== Given exercise ==
Find the string "this" in the data, then copy every line where it is found.

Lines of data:

========

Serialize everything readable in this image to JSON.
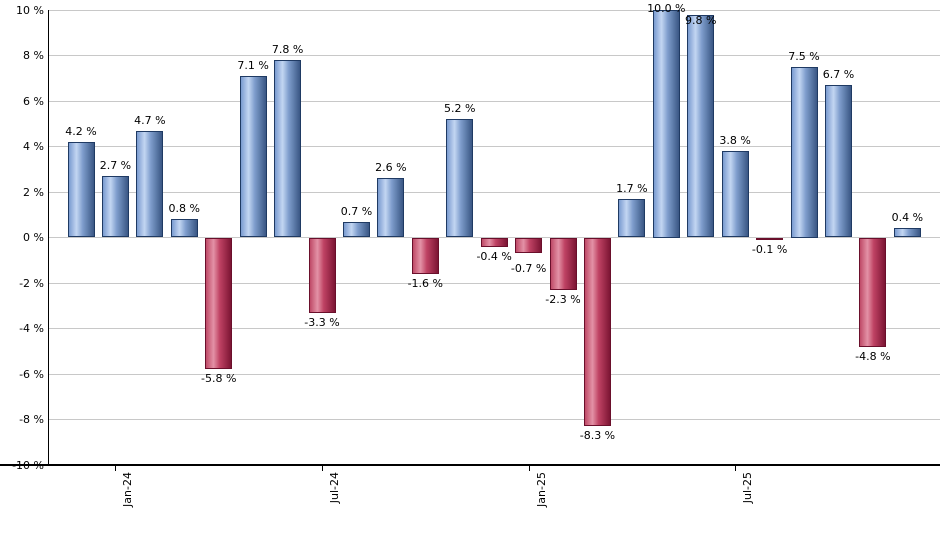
{
  "chart_data": {
    "type": "bar",
    "title": "",
    "xlabel": "",
    "ylabel": "",
    "ylim": [
      -10,
      10
    ],
    "grid": "horizontal",
    "values": [
      4.2,
      2.7,
      4.7,
      0.8,
      -5.8,
      7.1,
      7.8,
      -3.3,
      0.7,
      2.6,
      -1.6,
      5.2,
      -0.4,
      -0.7,
      -2.3,
      -8.3,
      1.7,
      10.0,
      9.8,
      3.8,
      -0.1,
      7.5,
      6.7,
      -4.8,
      0.4
    ],
    "labels": [
      "4.2 %",
      "2.7 %",
      "4.7 %",
      "0.8 %",
      "-5.8 %",
      "7.1 %",
      "7.8 %",
      "-3.3 %",
      "0.7 %",
      "2.6 %",
      "-1.6 %",
      "5.2 %",
      "-0.4 %",
      "-0.7 %",
      "-2.3 %",
      "-8.3 %",
      "1.7 %",
      "10.0 %",
      "9.8 %",
      "3.8 %",
      "-0.1 %",
      "7.5 %",
      "6.7 %",
      "-4.8 %",
      "0.4 %"
    ],
    "y_tick_labels": [
      "10 %",
      "8 %",
      "6 %",
      "4 %",
      "2 %",
      "0 %",
      "-2 %",
      "-4 %",
      "-6 %",
      "-8 %",
      "-10 %"
    ],
    "x_ticks": [
      {
        "label": "Jan-24",
        "bar_index": 1
      },
      {
        "label": "Jul-24",
        "bar_index": 7
      },
      {
        "label": "Jan-25",
        "bar_index": 13
      },
      {
        "label": "Jul-25",
        "bar_index": 19
      }
    ],
    "colors": {
      "positive_edge": "#7a9bd0",
      "positive_light": "#c3d6f2",
      "positive_mid": "#7e9dcc",
      "positive_dark": "#3a5784",
      "positive_border": "#1f3a63",
      "negative_edge": "#bf4a67",
      "negative_light": "#e392a6",
      "negative_mid": "#bf4263",
      "negative_dark": "#7c1534",
      "negative_border": "#6a0f2b",
      "gridline": "#c8c8c8",
      "axis": "#000000",
      "text": "#000000"
    }
  }
}
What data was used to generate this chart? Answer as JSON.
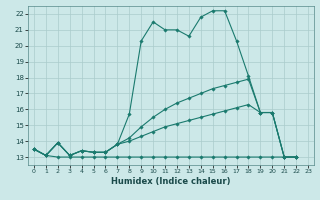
{
  "xlabel": "Humidex (Indice chaleur)",
  "bg_color": "#cce8e8",
  "grid_color": "#aacccc",
  "line_color": "#1a7a6e",
  "xlim": [
    -0.5,
    23.5
  ],
  "ylim": [
    12.5,
    22.5
  ],
  "xticks": [
    0,
    1,
    2,
    3,
    4,
    5,
    6,
    7,
    8,
    9,
    10,
    11,
    12,
    13,
    14,
    15,
    16,
    17,
    18,
    19,
    20,
    21,
    22,
    23
  ],
  "yticks": [
    13,
    14,
    15,
    16,
    17,
    18,
    19,
    20,
    21,
    22
  ],
  "line1_y": [
    13.5,
    13.1,
    13.9,
    13.1,
    13.4,
    13.3,
    13.3,
    13.8,
    15.7,
    20.3,
    21.5,
    21.0,
    21.0,
    20.6,
    21.8,
    22.2,
    22.2,
    20.3,
    18.1,
    15.8,
    15.8,
    13.0,
    13.0,
    null
  ],
  "line2_y": [
    13.5,
    13.1,
    13.9,
    13.1,
    13.4,
    13.3,
    13.3,
    13.8,
    14.0,
    14.3,
    14.6,
    14.9,
    15.1,
    15.3,
    15.5,
    15.7,
    15.9,
    16.1,
    16.3,
    15.8,
    15.8,
    13.0,
    13.0,
    null
  ],
  "line3_y": [
    13.5,
    13.1,
    13.0,
    13.0,
    13.0,
    13.0,
    13.0,
    13.0,
    13.0,
    13.0,
    13.0,
    13.0,
    13.0,
    13.0,
    13.0,
    13.0,
    13.0,
    13.0,
    13.0,
    13.0,
    13.0,
    13.0,
    13.0,
    null
  ],
  "line4_y": [
    13.5,
    13.1,
    13.9,
    13.1,
    13.4,
    13.3,
    13.3,
    13.8,
    14.2,
    14.9,
    15.5,
    16.0,
    16.4,
    16.7,
    17.0,
    17.3,
    17.5,
    17.7,
    17.9,
    15.8,
    15.8,
    13.0,
    13.0,
    null
  ]
}
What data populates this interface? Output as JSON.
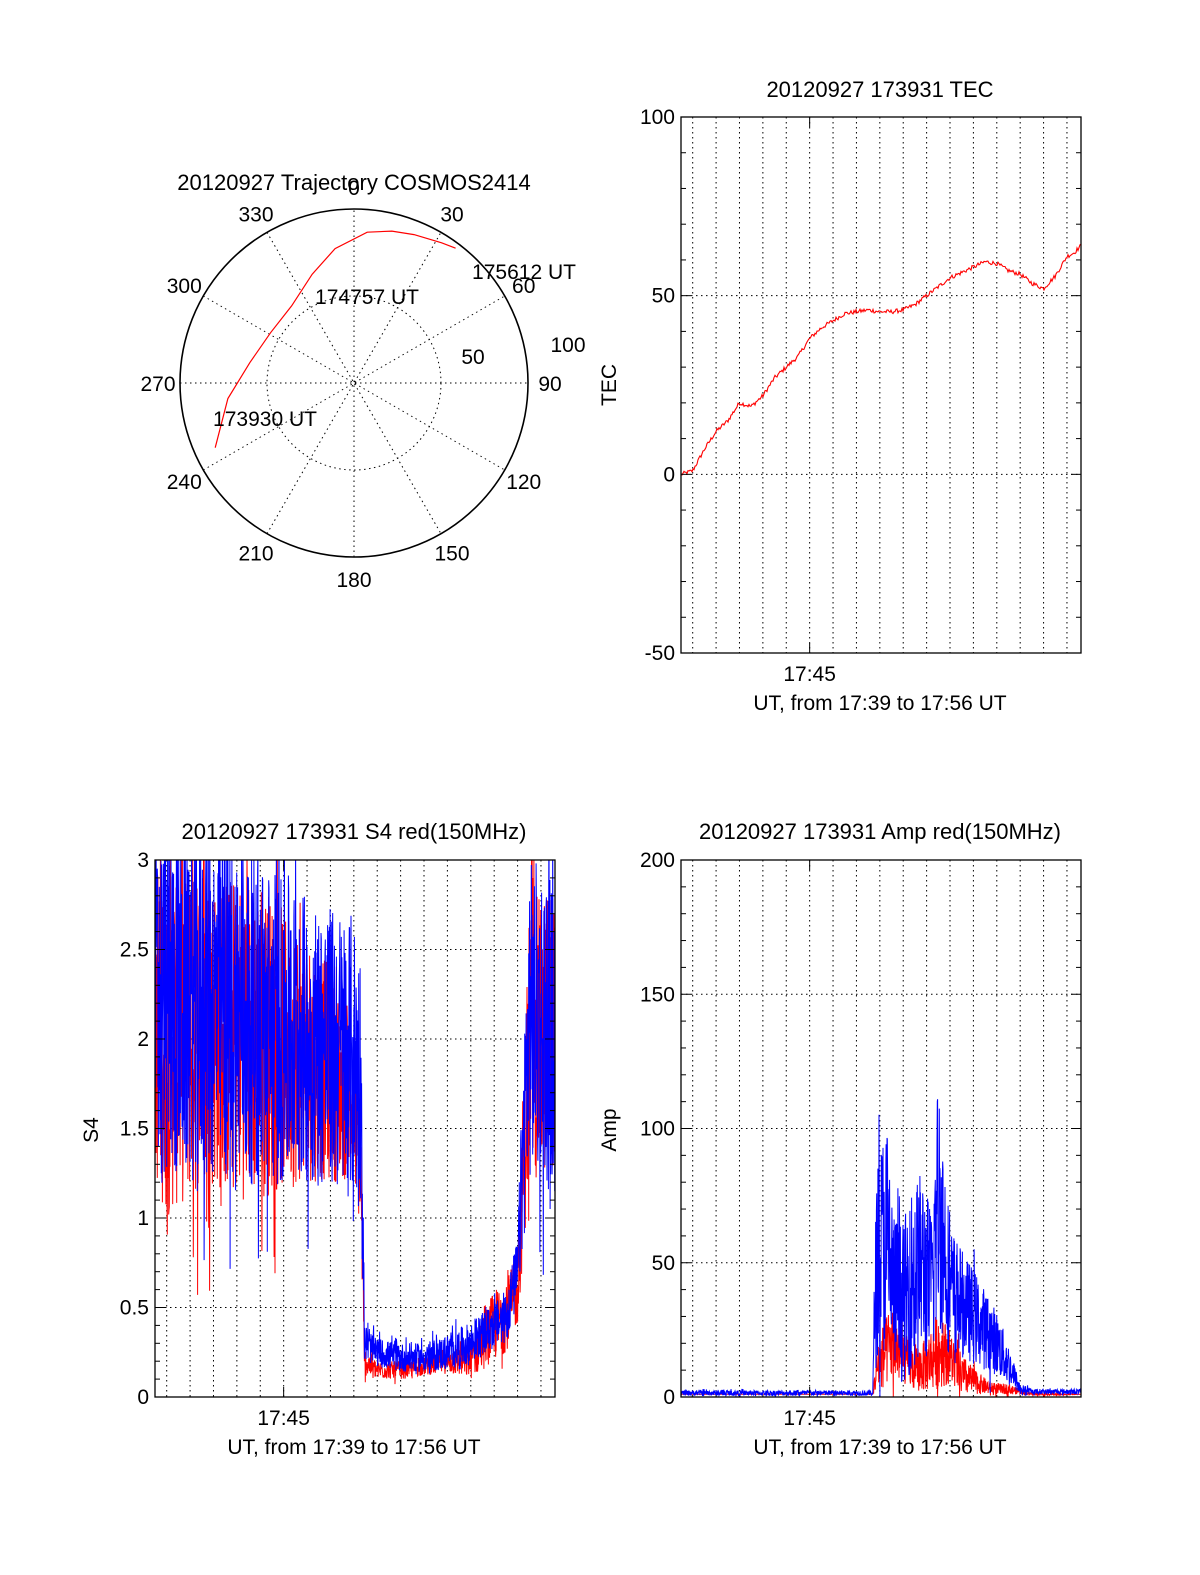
{
  "colors": {
    "red": "#ff0000",
    "blue": "#0000ff",
    "axis": "#000000"
  },
  "chart_data": [
    {
      "type": "polar",
      "title": "20120927 Trajectory COSMOS2414",
      "azimuth_labels": [
        "0",
        "30",
        "60",
        "90",
        "120",
        "150",
        "180",
        "210",
        "240",
        "270",
        "300",
        "330"
      ],
      "ring_labels": [
        "50",
        "100"
      ],
      "trajectory": {
        "color": "#ff0000",
        "points": [
          {
            "az": 245,
            "dist": 88
          },
          {
            "az": 263,
            "dist": 73
          },
          {
            "az": 281,
            "dist": 61
          },
          {
            "az": 301,
            "dist": 56
          },
          {
            "az": 321,
            "dist": 57
          },
          {
            "az": 339,
            "dist": 67
          },
          {
            "az": 352,
            "dist": 78
          },
          {
            "az": 5,
            "dist": 87
          },
          {
            "az": 14,
            "dist": 90
          },
          {
            "az": 22,
            "dist": 92
          },
          {
            "az": 32,
            "dist": 95
          },
          {
            "az": 37,
            "dist": 97
          }
        ],
        "labels": [
          "173930 UT",
          "174757 UT",
          "175612 UT"
        ]
      }
    },
    {
      "type": "line",
      "title": "20120927 173931 TEC",
      "xlabel": "UT, from 17:39 to 17:56 UT",
      "ylabel": "TEC",
      "xlim": [
        39.5,
        56.6
      ],
      "ylim": [
        -50,
        100
      ],
      "yticks": [
        -50,
        0,
        50,
        100
      ],
      "xticks": [
        {
          "v": 45,
          "label": "17:45"
        }
      ],
      "series": [
        {
          "color": "#ff0000",
          "x": [
            39.5,
            40.0,
            40.5,
            41.0,
            41.5,
            42.0,
            42.5,
            43.0,
            43.5,
            44.0,
            44.5,
            45.0,
            45.5,
            46.0,
            46.5,
            47.0,
            47.5,
            48.0,
            48.5,
            49.0,
            49.5,
            50.0,
            50.5,
            51.0,
            51.5,
            52.0,
            52.5,
            53.0,
            53.5,
            54.0,
            54.5,
            55.0,
            55.5,
            56.0,
            56.3,
            56.6
          ],
          "y": [
            0,
            1,
            7,
            12,
            15,
            20,
            19,
            22,
            27,
            30,
            33,
            38,
            41,
            43,
            45,
            45.5,
            46,
            45.5,
            45.5,
            46,
            47.5,
            50,
            52.5,
            55,
            56.5,
            58,
            59.5,
            59,
            57,
            56,
            53.5,
            52,
            55.5,
            61,
            62,
            64
          ]
        }
      ]
    },
    {
      "type": "line",
      "title": "20120927 173931 S4 red(150MHz)",
      "xlabel": "UT, from 17:39 to 17:56 UT",
      "ylabel": "S4",
      "xlim": [
        39.5,
        56.6
      ],
      "ylim": [
        0,
        3
      ],
      "yticks": [
        0,
        0.5,
        1,
        1.5,
        2,
        2.5,
        3
      ],
      "ytick_labels": [
        "0",
        "0.5",
        "1",
        "1.5",
        "2",
        "2.5",
        "3"
      ],
      "xticks": [
        {
          "v": 45,
          "label": "17:45"
        }
      ],
      "series": [
        {
          "color": "#ff0000",
          "x": [
            39.5,
            40.0,
            41.0,
            42.0,
            43.0,
            44.0,
            45.0,
            46.0,
            47.0,
            48.0,
            48.3,
            48.45,
            49.0,
            50.0,
            51.0,
            52.0,
            53.0,
            53.5,
            54.0,
            54.5,
            55.0,
            55.5,
            56.0,
            56.6
          ],
          "y": [
            2.2,
            2.0,
            2.1,
            2.05,
            2.0,
            2.0,
            1.95,
            1.9,
            1.8,
            1.6,
            1.2,
            0.2,
            0.15,
            0.15,
            0.17,
            0.2,
            0.2,
            0.3,
            0.4,
            0.45,
            0.6,
            2.0,
            2.0,
            2.1
          ],
          "noise": [
            1.0,
            1.0,
            1.0,
            0.9,
            0.9,
            0.9,
            0.8,
            0.7,
            0.6,
            0.4,
            0.3,
            0.08,
            0.05,
            0.05,
            0.05,
            0.07,
            0.1,
            0.15,
            0.2,
            0.2,
            0.2,
            0.8,
            0.8,
            0.8
          ]
        },
        {
          "color": "#0000ff",
          "x": [
            39.5,
            40.0,
            41.0,
            42.0,
            43.0,
            44.0,
            45.0,
            46.0,
            47.0,
            48.0,
            48.3,
            48.45,
            49.0,
            50.0,
            51.0,
            52.0,
            53.0,
            53.5,
            54.0,
            54.5,
            55.0,
            55.5,
            56.0,
            56.6
          ],
          "y": [
            2.2,
            2.2,
            2.2,
            2.2,
            2.15,
            2.1,
            2.05,
            2.0,
            1.95,
            1.9,
            1.8,
            0.3,
            0.25,
            0.22,
            0.22,
            0.25,
            0.3,
            0.35,
            0.4,
            0.45,
            0.7,
            2.1,
            2.1,
            2.0
          ],
          "noise": [
            1.0,
            1.0,
            1.0,
            1.0,
            1.0,
            0.9,
            0.9,
            0.8,
            0.8,
            0.8,
            0.7,
            0.1,
            0.08,
            0.08,
            0.08,
            0.1,
            0.12,
            0.12,
            0.12,
            0.15,
            0.2,
            0.9,
            0.9,
            0.9
          ]
        }
      ]
    },
    {
      "type": "line",
      "title": "20120927 173931 Amp red(150MHz)",
      "xlabel": "UT, from 17:39 to 17:56 UT",
      "ylabel": "Amp",
      "xlim": [
        39.5,
        56.6
      ],
      "ylim": [
        0,
        200
      ],
      "yticks": [
        0,
        50,
        100,
        150,
        200
      ],
      "xticks": [
        {
          "v": 45,
          "label": "17:45"
        }
      ],
      "series": [
        {
          "color": "#ff0000",
          "x": [
            39.5,
            45.0,
            47.7,
            47.9,
            48.5,
            49.0,
            49.5,
            50.0,
            50.5,
            51.0,
            51.5,
            52.0,
            52.5,
            53.0,
            53.5,
            54.0,
            54.5,
            55.0,
            56.6
          ],
          "y": [
            1,
            1,
            1,
            12,
            20,
            15,
            10,
            12,
            18,
            15,
            8,
            6,
            4,
            3,
            3,
            2,
            1,
            1,
            1
          ],
          "noise": [
            0,
            0,
            0,
            10,
            15,
            10,
            8,
            10,
            15,
            10,
            8,
            5,
            3,
            2,
            2,
            1,
            0.5,
            0.5,
            0
          ]
        },
        {
          "color": "#0000ff",
          "x": [
            39.5,
            45.0,
            47.7,
            47.8,
            48.0,
            48.3,
            48.6,
            49.0,
            49.4,
            49.8,
            50.2,
            50.5,
            51.0,
            51.5,
            52.0,
            52.5,
            53.0,
            53.5,
            54.0,
            54.5,
            55.0,
            56.6
          ],
          "y": [
            1.5,
            1.5,
            1.5,
            40,
            55,
            60,
            40,
            35,
            45,
            50,
            40,
            75,
            40,
            35,
            30,
            25,
            20,
            12,
            3,
            2,
            2,
            2
          ],
          "noise": [
            1,
            1,
            1,
            30,
            40,
            45,
            30,
            30,
            35,
            35,
            30,
            50,
            25,
            20,
            18,
            15,
            12,
            8,
            2,
            1,
            1,
            1
          ]
        }
      ]
    }
  ]
}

========

== Task output ==
Serialize everything readable in this image to JSON.
What data was used to generate this chart? Answer as JSON.
What data populates this interface? Output as JSON.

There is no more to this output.